===== Listed entries

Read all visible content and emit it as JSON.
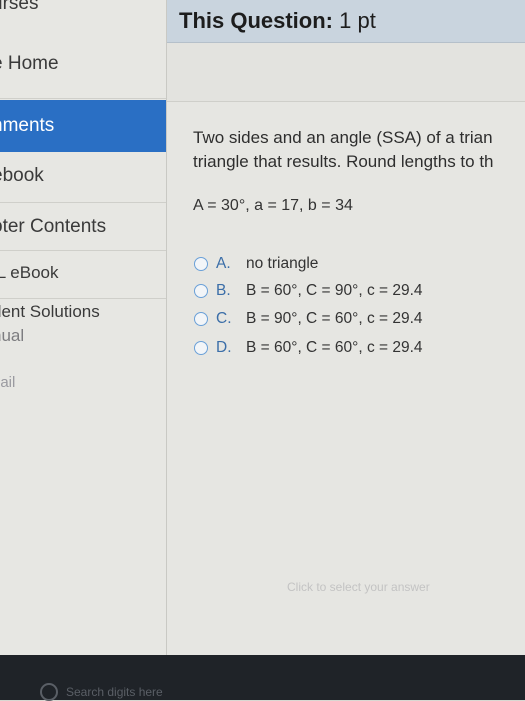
{
  "sidebar": {
    "items": [
      {
        "label": "urses"
      },
      {
        "label": "e Home"
      },
      {
        "label": "nments"
      },
      {
        "label": "ebook"
      },
      {
        "label": "oter Contents"
      },
      {
        "label": "IL eBook"
      },
      {
        "label": "dent Solutions"
      },
      {
        "label": "nual"
      },
      {
        "label": "nail"
      }
    ]
  },
  "header": {
    "title_bold": "This Question:",
    "title_rest": " 1 pt"
  },
  "question": {
    "line1": "Two sides and an angle (SSA) of a trian",
    "line2": "triangle that results. Round lengths to th",
    "given": "A = 30°, a = 17, b = 34",
    "options": [
      {
        "letter": "A.",
        "text": "no triangle"
      },
      {
        "letter": "B.",
        "text": "B = 60°, C = 90°, c = 29.4"
      },
      {
        "letter": "C.",
        "text": "B = 90°, C = 60°, c = 29.4"
      },
      {
        "letter": "D.",
        "text": "B = 60°, C = 60°, c = 29.4"
      }
    ],
    "hint": "Click to select your answer"
  },
  "taskbar": {
    "search_placeholder": "Search digits here"
  },
  "colors": {
    "active_nav": "#2a6fc4",
    "header_bg": "#c9d4de",
    "radio_border": "#6aa0d8"
  }
}
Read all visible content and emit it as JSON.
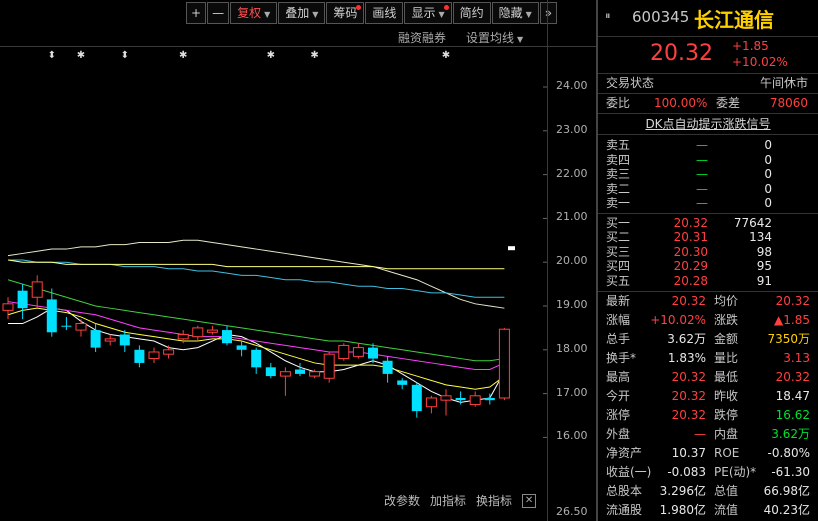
{
  "toolbar": {
    "buttons": [
      {
        "label": "+",
        "caret": false,
        "dot": false,
        "active": false
      },
      {
        "label": "—",
        "caret": false,
        "dot": false,
        "active": false
      },
      {
        "label": "复权",
        "caret": true,
        "dot": false,
        "active": true
      },
      {
        "label": "叠加",
        "caret": true,
        "dot": false,
        "active": false
      },
      {
        "label": "筹码",
        "caret": false,
        "dot": true,
        "active": false
      },
      {
        "label": "画线",
        "caret": false,
        "dot": false,
        "active": false
      },
      {
        "label": "显示",
        "caret": true,
        "dot": true,
        "active": false
      },
      {
        "label": "简约",
        "caret": false,
        "dot": false,
        "active": false
      },
      {
        "label": "隐藏",
        "caret": true,
        "dot": false,
        "active": false
      },
      {
        "label": "»",
        "caret": false,
        "dot": false,
        "active": false
      }
    ],
    "margin_trading": "融资融券",
    "ma_settings": "设置均线"
  },
  "axis": {
    "labels": [
      "24.00",
      "23.00",
      "22.00",
      "21.00",
      "20.00",
      "19.00",
      "18.00",
      "17.00",
      "16.00"
    ],
    "bottom_label": "26.50"
  },
  "bottom_toolbar": {
    "edit_params": "改参数",
    "add_indicator": "加指标",
    "switch_indicator": "换指标"
  },
  "chart_data": {
    "type": "candlestick",
    "ylim": [
      15.6,
      24.5
    ],
    "candles": [
      {
        "o": 18.9,
        "c": 19.05,
        "h": 19.2,
        "l": 18.7,
        "up": true
      },
      {
        "o": 19.35,
        "c": 18.95,
        "h": 19.5,
        "l": 18.7,
        "up": false
      },
      {
        "o": 19.2,
        "c": 19.55,
        "h": 19.7,
        "l": 18.95,
        "up": true
      },
      {
        "o": 19.15,
        "c": 18.4,
        "h": 19.4,
        "l": 18.3,
        "up": false
      },
      {
        "o": 18.55,
        "c": 18.55,
        "h": 18.75,
        "l": 18.45,
        "up": false
      },
      {
        "o": 18.45,
        "c": 18.6,
        "h": 18.7,
        "l": 18.3,
        "up": true
      },
      {
        "o": 18.45,
        "c": 18.05,
        "h": 18.6,
        "l": 17.95,
        "up": false
      },
      {
        "o": 18.2,
        "c": 18.25,
        "h": 18.35,
        "l": 18.1,
        "up": true
      },
      {
        "o": 18.35,
        "c": 18.1,
        "h": 18.45,
        "l": 17.95,
        "up": false
      },
      {
        "o": 18.0,
        "c": 17.7,
        "h": 18.1,
        "l": 17.6,
        "up": false
      },
      {
        "o": 17.8,
        "c": 17.95,
        "h": 18.05,
        "l": 17.7,
        "up": true
      },
      {
        "o": 17.9,
        "c": 18.0,
        "h": 18.1,
        "l": 17.8,
        "up": true
      },
      {
        "o": 18.25,
        "c": 18.35,
        "h": 18.45,
        "l": 18.15,
        "up": true
      },
      {
        "o": 18.3,
        "c": 18.5,
        "h": 18.55,
        "l": 18.2,
        "up": true
      },
      {
        "o": 18.4,
        "c": 18.45,
        "h": 18.55,
        "l": 18.35,
        "up": true
      },
      {
        "o": 18.45,
        "c": 18.15,
        "h": 18.55,
        "l": 18.1,
        "up": false
      },
      {
        "o": 18.1,
        "c": 18.0,
        "h": 18.2,
        "l": 17.85,
        "up": false
      },
      {
        "o": 18.0,
        "c": 17.6,
        "h": 18.05,
        "l": 17.45,
        "up": false
      },
      {
        "o": 17.6,
        "c": 17.4,
        "h": 17.7,
        "l": 17.35,
        "up": false
      },
      {
        "o": 17.4,
        "c": 17.5,
        "h": 17.6,
        "l": 16.95,
        "up": true
      },
      {
        "o": 17.55,
        "c": 17.45,
        "h": 17.7,
        "l": 17.4,
        "up": false
      },
      {
        "o": 17.4,
        "c": 17.5,
        "h": 17.55,
        "l": 17.35,
        "up": true
      },
      {
        "o": 17.35,
        "c": 17.9,
        "h": 17.95,
        "l": 17.25,
        "up": true
      },
      {
        "o": 17.8,
        "c": 18.1,
        "h": 18.15,
        "l": 17.75,
        "up": true
      },
      {
        "o": 17.85,
        "c": 18.05,
        "h": 18.15,
        "l": 17.8,
        "up": true
      },
      {
        "o": 18.05,
        "c": 17.8,
        "h": 18.15,
        "l": 17.7,
        "up": false
      },
      {
        "o": 17.75,
        "c": 17.45,
        "h": 17.85,
        "l": 17.25,
        "up": false
      },
      {
        "o": 17.3,
        "c": 17.2,
        "h": 17.35,
        "l": 17.1,
        "up": false
      },
      {
        "o": 17.2,
        "c": 16.6,
        "h": 17.25,
        "l": 16.45,
        "up": false
      },
      {
        "o": 16.7,
        "c": 16.9,
        "h": 16.95,
        "l": 16.55,
        "up": true
      },
      {
        "o": 16.85,
        "c": 16.95,
        "h": 17.1,
        "l": 16.5,
        "up": true
      },
      {
        "o": 16.9,
        "c": 16.85,
        "h": 17.05,
        "l": 16.75,
        "up": false
      },
      {
        "o": 16.75,
        "c": 16.95,
        "h": 17.05,
        "l": 16.7,
        "up": true
      },
      {
        "o": 16.85,
        "c": 16.9,
        "h": 17.0,
        "l": 16.75,
        "up": false
      },
      {
        "o": 16.9,
        "c": 18.47,
        "h": 18.5,
        "l": 16.85,
        "up": true
      }
    ],
    "moving_averages": [
      {
        "color": "#ffffff",
        "values": [
          18.6,
          18.6,
          18.75,
          18.95,
          18.9,
          18.65,
          18.45,
          18.35,
          18.3,
          18.25,
          18.2,
          18.05,
          18.0,
          18.05,
          18.2,
          18.35,
          18.3,
          18.15,
          17.95,
          17.75,
          17.6,
          17.5,
          17.5,
          17.55,
          17.65,
          17.75,
          17.65,
          17.45,
          17.25,
          17.05,
          16.9,
          16.8,
          16.85,
          16.9,
          17.5
        ]
      },
      {
        "color": "#ffff40",
        "values": [
          18.8,
          18.9,
          18.95,
          18.9,
          18.85,
          18.75,
          18.6,
          18.5,
          18.4,
          18.35,
          18.3,
          18.25,
          18.2,
          18.2,
          18.25,
          18.25,
          18.2,
          18.1,
          18.0,
          17.9,
          17.8,
          17.7,
          17.65,
          17.65,
          17.65,
          17.65,
          17.6,
          17.5,
          17.4,
          17.3,
          17.2,
          17.15,
          17.1,
          17.15,
          17.4
        ]
      },
      {
        "color": "#ff40ff",
        "values": [
          19.1,
          19.05,
          19.0,
          18.95,
          18.9,
          18.85,
          18.8,
          18.7,
          18.6,
          18.5,
          18.45,
          18.4,
          18.35,
          18.3,
          18.3,
          18.3,
          18.25,
          18.2,
          18.15,
          18.1,
          18.05,
          18.0,
          17.95,
          17.95,
          17.95,
          17.9,
          17.85,
          17.8,
          17.75,
          17.7,
          17.65,
          17.6,
          17.55,
          17.55,
          17.7
        ]
      },
      {
        "color": "#40d040",
        "values": [
          19.6,
          19.5,
          19.4,
          19.3,
          19.2,
          19.1,
          19.0,
          18.95,
          18.9,
          18.85,
          18.8,
          18.75,
          18.7,
          18.65,
          18.6,
          18.55,
          18.5,
          18.45,
          18.4,
          18.35,
          18.3,
          18.25,
          18.2,
          18.2,
          18.15,
          18.1,
          18.05,
          18.0,
          17.95,
          17.9,
          17.85,
          17.8,
          17.75,
          17.75,
          17.8
        ]
      },
      {
        "color": "#e8e8c8",
        "values": [
          20.15,
          20.2,
          20.25,
          20.3,
          20.3,
          20.35,
          20.35,
          20.4,
          20.4,
          20.45,
          20.45,
          20.45,
          20.5,
          20.5,
          20.45,
          20.4,
          20.35,
          20.3,
          20.25,
          20.2,
          20.15,
          20.1,
          20.05,
          20.0,
          19.95,
          19.9,
          19.8,
          19.7,
          19.6,
          19.45,
          19.3,
          19.15,
          19.05,
          19.0,
          18.95
        ]
      },
      {
        "color": "#40c0e0",
        "values": [
          20.05,
          20.05,
          20.0,
          20.0,
          20.0,
          19.95,
          19.95,
          19.95,
          19.9,
          19.9,
          19.9,
          19.85,
          19.85,
          19.8,
          19.8,
          19.75,
          19.7,
          19.7,
          19.65,
          19.6,
          19.6,
          19.55,
          19.55,
          19.5,
          19.45,
          19.45,
          19.4,
          19.4,
          19.35,
          19.3,
          19.3,
          19.25,
          19.2,
          19.2,
          19.2
        ]
      },
      {
        "color": "#ffff80",
        "values": [
          20.05,
          20.0,
          20.0,
          20.0,
          19.95,
          19.95,
          19.95,
          19.95,
          19.95,
          19.95,
          19.95,
          19.95,
          19.95,
          19.95,
          19.95,
          19.9,
          19.9,
          19.9,
          19.9,
          19.9,
          19.9,
          19.9,
          19.9,
          19.9,
          19.9,
          19.9,
          19.85,
          19.85,
          19.85,
          19.85,
          19.85,
          19.85,
          19.85,
          19.85,
          19.85
        ]
      }
    ],
    "markers": [
      {
        "index": 3,
        "glyph": "⬍"
      },
      {
        "index": 5,
        "glyph": "✱"
      },
      {
        "index": 8,
        "glyph": "⬍"
      },
      {
        "index": 12,
        "glyph": "✱"
      },
      {
        "index": 18,
        "glyph": "✱"
      },
      {
        "index": 21,
        "glyph": "✱"
      },
      {
        "index": 30,
        "glyph": "✱"
      }
    ]
  },
  "quote": {
    "code": "600345",
    "name": "长江通信",
    "price": "20.32",
    "change": "+1.85",
    "change_pct": "+10.02%",
    "collapse_icon": "⏸",
    "trade_status_label": "交易状态",
    "trade_status_value": "午间休市",
    "wb_label": "委比",
    "wb_value": "100.00%",
    "wc_label": "委差",
    "wc_value": "78060",
    "dk_link": "DK点自动提示涨跌信号",
    "asks": [
      {
        "label": "卖五",
        "price": "—",
        "vol": "0"
      },
      {
        "label": "卖四",
        "price": "—",
        "vol": "0"
      },
      {
        "label": "卖三",
        "price": "—",
        "vol": "0"
      },
      {
        "label": "卖二",
        "price": "—",
        "vol": "0"
      },
      {
        "label": "卖一",
        "price": "—",
        "vol": "0"
      }
    ],
    "bids": [
      {
        "label": "买一",
        "price": "20.32",
        "vol": "77642"
      },
      {
        "label": "买二",
        "price": "20.31",
        "vol": "134"
      },
      {
        "label": "买三",
        "price": "20.30",
        "vol": "98"
      },
      {
        "label": "买四",
        "price": "20.29",
        "vol": "95"
      },
      {
        "label": "买五",
        "price": "20.28",
        "vol": "91"
      }
    ],
    "stats": [
      {
        "a": "最新",
        "b": "20.32",
        "bc": "red",
        "c": "均价",
        "d": "20.32",
        "dc": "red"
      },
      {
        "a": "涨幅",
        "b": "+10.02%",
        "bc": "red",
        "c": "涨跌",
        "d": "▲1.85",
        "dc": "red"
      },
      {
        "a": "总手",
        "b": "3.62万",
        "bc": "white",
        "c": "金额",
        "d": "7350万",
        "dc": "yellow"
      },
      {
        "a": "换手*",
        "b": "1.83%",
        "bc": "white",
        "c": "量比",
        "d": "3.13",
        "dc": "red"
      },
      {
        "a": "最高",
        "b": "20.32",
        "bc": "red",
        "c": "最低",
        "d": "20.32",
        "dc": "red"
      },
      {
        "a": "今开",
        "b": "20.32",
        "bc": "red",
        "c": "昨收",
        "d": "18.47",
        "dc": "white"
      },
      {
        "a": "涨停",
        "b": "20.32",
        "bc": "red",
        "c": "跌停",
        "d": "16.62",
        "dc": "green"
      },
      {
        "a": "外盘",
        "b": "—",
        "bc": "red",
        "c": "内盘",
        "d": "3.62万",
        "dc": "green"
      },
      {
        "a": "净资产",
        "b": "10.37",
        "bc": "white",
        "c": "ROE",
        "d": "-0.80%",
        "dc": "white"
      },
      {
        "a": "收益(一)",
        "b": "-0.083",
        "bc": "white",
        "c": "PE(动)*",
        "d": "-61.30",
        "dc": "white"
      },
      {
        "a": "总股本",
        "b": "3.296亿",
        "bc": "white",
        "c": "总值",
        "d": "66.98亿",
        "dc": "white"
      },
      {
        "a": "流通股",
        "b": "1.980亿",
        "bc": "white",
        "c": "流值",
        "d": "40.23亿",
        "dc": "white"
      }
    ]
  },
  "colors": {
    "up": "#ff4040",
    "down": "#00e0ff",
    "flat": "#ffffff"
  }
}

==========

Task prompt: Track down the lines that include the word "index" and copy them.

Completed task:
        "index": 3,
        "index": 5,
        "index": 8,
        "index": 12,
        "index": 18,
        "index": 21,
        "index": 30,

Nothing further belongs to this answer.